## Problem to solve
Convert the records below into a two-column CSV with the header input,output, with one row for each request in the records. Put the request text in input and its answer in output, enclosing each field in double quotes and replacing every line break with a space.

## Material for this exercise
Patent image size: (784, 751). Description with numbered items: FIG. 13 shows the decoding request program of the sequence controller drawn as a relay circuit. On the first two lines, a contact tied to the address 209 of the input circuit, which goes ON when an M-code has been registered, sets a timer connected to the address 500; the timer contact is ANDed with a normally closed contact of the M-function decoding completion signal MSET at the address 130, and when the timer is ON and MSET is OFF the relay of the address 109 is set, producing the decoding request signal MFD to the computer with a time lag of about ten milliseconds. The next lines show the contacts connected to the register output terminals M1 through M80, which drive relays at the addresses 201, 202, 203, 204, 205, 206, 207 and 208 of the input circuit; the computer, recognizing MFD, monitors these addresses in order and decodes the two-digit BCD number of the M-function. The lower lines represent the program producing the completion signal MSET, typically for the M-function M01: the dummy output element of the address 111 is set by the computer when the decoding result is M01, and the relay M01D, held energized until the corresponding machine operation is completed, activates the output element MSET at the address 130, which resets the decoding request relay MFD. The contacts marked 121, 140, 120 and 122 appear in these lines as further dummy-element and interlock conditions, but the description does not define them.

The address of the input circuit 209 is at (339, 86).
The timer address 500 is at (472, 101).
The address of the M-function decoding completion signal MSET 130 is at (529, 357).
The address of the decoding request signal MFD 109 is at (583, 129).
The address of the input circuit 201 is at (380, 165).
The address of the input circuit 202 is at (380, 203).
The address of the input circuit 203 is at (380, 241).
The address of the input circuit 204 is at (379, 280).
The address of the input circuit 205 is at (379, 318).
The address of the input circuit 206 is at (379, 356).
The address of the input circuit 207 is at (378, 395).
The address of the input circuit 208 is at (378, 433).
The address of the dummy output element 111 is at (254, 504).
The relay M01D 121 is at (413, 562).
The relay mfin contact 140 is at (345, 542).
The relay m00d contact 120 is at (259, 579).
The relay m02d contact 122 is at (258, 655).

## Expected answer
input,output
"Patent image size: (784, 751). Description with numbered items: FIG. 13 shows the decoding request program of the sequence controller drawn as a relay circuit. On the first two lines, a contact tied to the address 209 of the input circuit, which goes ON when an M-code has been registered, sets a timer connected to the address 500; the timer contact is ANDed with a normally closed contact of the M-function decoding completion signal MSET at the address 130, and when the timer is ON and MSET is OFF the relay of the address 109 is set, producing the decoding request signal MFD to the computer with a time lag of about ten milliseconds. The next lines show the contacts connected to the register output terminals M1 through M80, which drive relays at the addresses 201, 202, 203, 204, 205, 206, 207 and 208 of the input circuit; the computer, recognizing MFD, monitors these addresses in order and decodes the two-digit BCD number of the M-function. The lower lines represent the program producing the completion signal MSET, typically for the M-function M01: the dummy output element of the address 111 is set by the computer when the decoding result is M01, and the relay M01D, held energized until the corresponding machine operation is completed, activates the output element MSET at the address 130, which resets the decoding request relay MFD. The contacts marked 121, 140, 120 and 122 appear in these lines as further dummy-element and interlock conditions, but the description does not define them.","The address of the input circuit 209 is at (339, 86). The timer address 500 is at (472, 101). The address of the M-function decoding completion signal MSET 130 is at (529, 357). The address of the decoding request signal MFD 109 is at (583, 129). The address of the input circuit 201 is at (380, 165). The address of the input circuit 202 is at (380, 203). The address of the input circuit 203 is at (380, 241). The address of the input circuit 204 is at (379, 280). The address of the input circuit 205 is at (379, 318). The address of the input circuit 206 is at (379, 356). The address of the input circuit 207 is at (378, 395). The address of the input circuit 208 is at (378, 433). The address of the dummy output element 111 is at (254, 504). The relay M01D 121 is at (413, 562). The relay mfin contact 140 is at (345, 542). The relay m00d contact 120 is at (259, 579). The relay m02d contact 122 is at (258, 655)."